» Request: Don't copy the pictures; return every other part of the records exactly.

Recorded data
.....
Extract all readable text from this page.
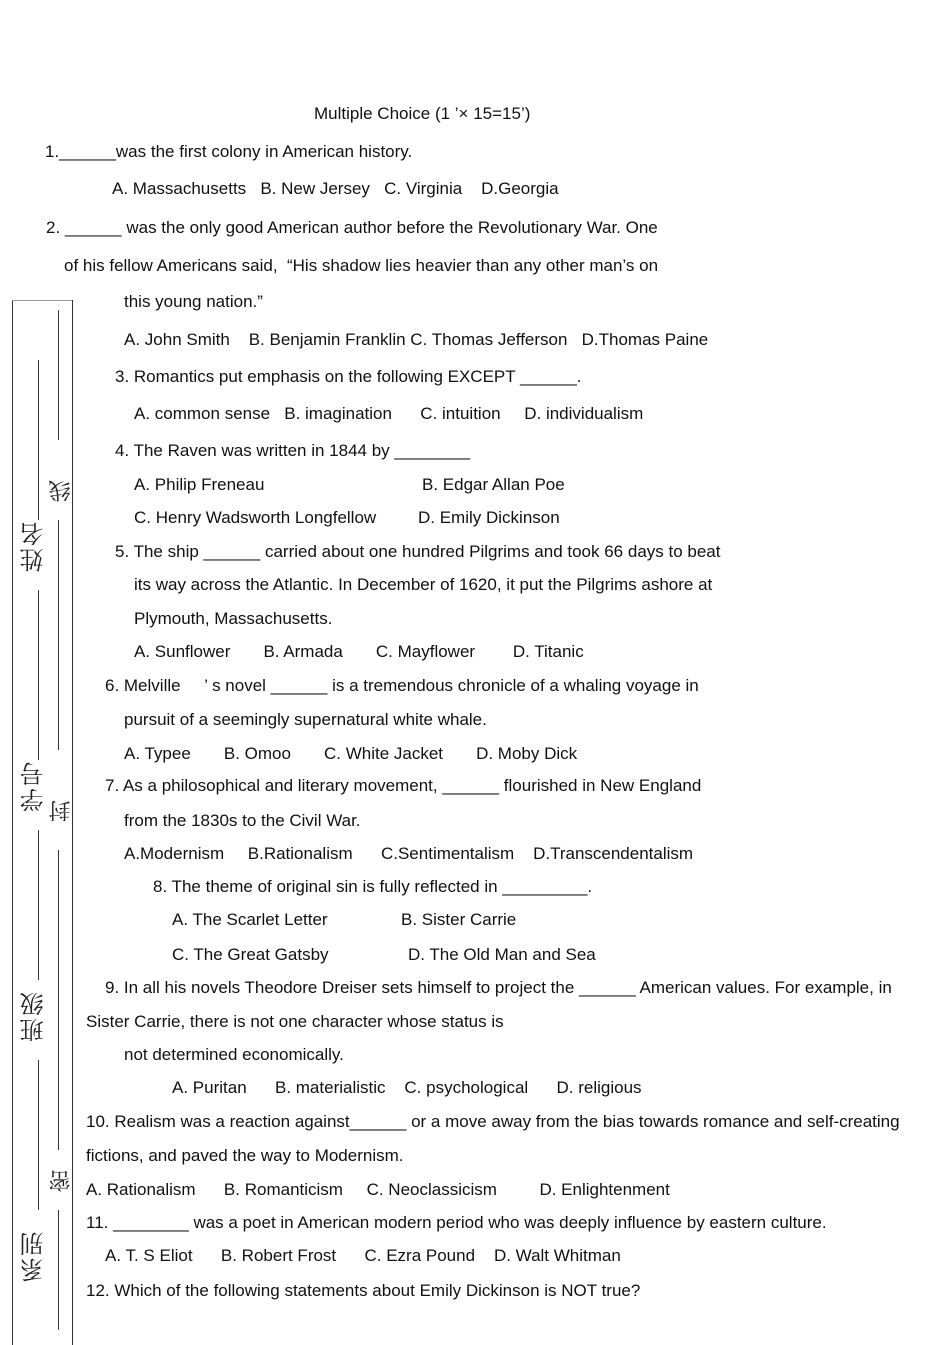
姓名
学号
班级
系别
线
封
密
Multiple Choice (1 ’× 15=15’)
1.______was the first colony in American history.
A. Massachusetts   B. New Jersey   C. Virginia    D.Georgia
2. ______ was the only good American author before the Revolutionary War. One
of his fellow Americans said,  “His shadow lies heavier than any other man’s on
this young nation.”
A. John Smith    B. Benjamin Franklin C. Thomas Jefferson   D.Thomas Paine
3. Romantics put emphasis on the following EXCEPT ______.
A. common sense   B. imagination      C. intuition     D. individualism
4. The Raven was written in 1844 by ________
A. Philip Freneau	B. Edgar Allan Poe
C. Henry Wadsworth Longfellow D. Emily Dickinson
5. The ship ______ carried about one hundred Pilgrims and took 66 days to beat
its way across the Atlantic. In December of 1620, it put the Pilgrims ashore at
Plymouth, Massachusetts.
A. Sunflower       B. Armada       C. Mayflower        D. Titanic
6. Melville     ’ s novel ______ is a tremendous chronicle of a whaling voyage in
pursuit of a seemingly supernatural white whale.
A. Typee       B. Omoo       C. White Jacket       D. Moby Dick
7. As a philosophical and literary movement, ______ flourished in New England
from the 1830s to the Civil War.
A.Modernism     B.Rationalism      C.Sentimentalism    D.Transcendentalism
8. The theme of original sin is fully reflected in _________.
A. The Scarlet Letter	B. Sister Carrie
C. The Great Gatsby	D. The Old Man and Sea
9. In all his novels Theodore Dreiser sets himself to project the ______ American values. For example, in
Sister Carrie, there is not one character whose status is
not determined economically.
A. Puritan      B. materialistic    C. psychological      D. religious
10. Realism was a reaction against______ or a move away from the bias towards romance and self-creating
fictions, and paved the way to Modernism.
A. Rationalism      B. Romanticism     C. Neoclassicism         D. Enlightenment
11. ________ was a poet in American modern period who was deeply influence by eastern culture.
A. T. S Eliot      B. Robert Frost      C. Ezra Pound    D. Walt Whitman
12. Which of the following statements about Emily Dickinson is NOT true?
.....
» Exercise solution:
Extract all readable text from this page.
姓名
学号
班级
系别
线
封
密
Multiple Choice (1 ’× 15=15’)
1.______was the first colony in American history.
A. Massachusetts   B. New Jersey   C. Virginia    D.Georgia
2. ______ was the only good American author before the Revolutionary War. One
of his fellow Americans said,  “His shadow lies heavier than any other man’s on
this young nation.”
A. John Smith    B. Benjamin Franklin C. Thomas Jefferson   D.Thomas Paine
3. Romantics put emphasis on the following EXCEPT ______.
A. common sense   B. imagination      C. intuition     D. individualism
4. The Raven was written in 1844 by ________
A. Philip Freneau	B. Edgar Allan Poe
C. Henry Wadsworth Longfellow D. Emily Dickinson
5. The ship ______ carried about one hundred Pilgrims and took 66 days to beat
its way across the Atlantic. In December of 1620, it put the Pilgrims ashore at
Plymouth, Massachusetts.
A. Sunflower       B. Armada       C. Mayflower        D. Titanic
6. Melville     ’ s novel ______ is a tremendous chronicle of a whaling voyage in
pursuit of a seemingly supernatural white whale.
A. Typee       B. Omoo       C. White Jacket       D. Moby Dick
7. As a philosophical and literary movement, ______ flourished in New England
from the 1830s to the Civil War.
A.Modernism     B.Rationalism      C.Sentimentalism    D.Transcendentalism
8. The theme of original sin is fully reflected in _________.
A. The Scarlet Letter	B. Sister Carrie
C. The Great Gatsby	D. The Old Man and Sea
9. In all his novels Theodore Dreiser sets himself to project the ______ American values. For example, in
Sister Carrie, there is not one character whose status is
not determined economically.
A. Puritan      B. materialistic    C. psychological      D. religious
10. Realism was a reaction against______ or a move away from the bias towards romance and self-creating
fictions, and paved the way to Modernism.
A. Rationalism      B. Romanticism     C. Neoclassicism         D. Enlightenment
11. ________ was a poet in American modern period who was deeply influence by eastern culture.
A. T. S Eliot      B. Robert Frost      C. Ezra Pound    D. Walt Whitman
12. Which of the following statements about Emily Dickinson is NOT true?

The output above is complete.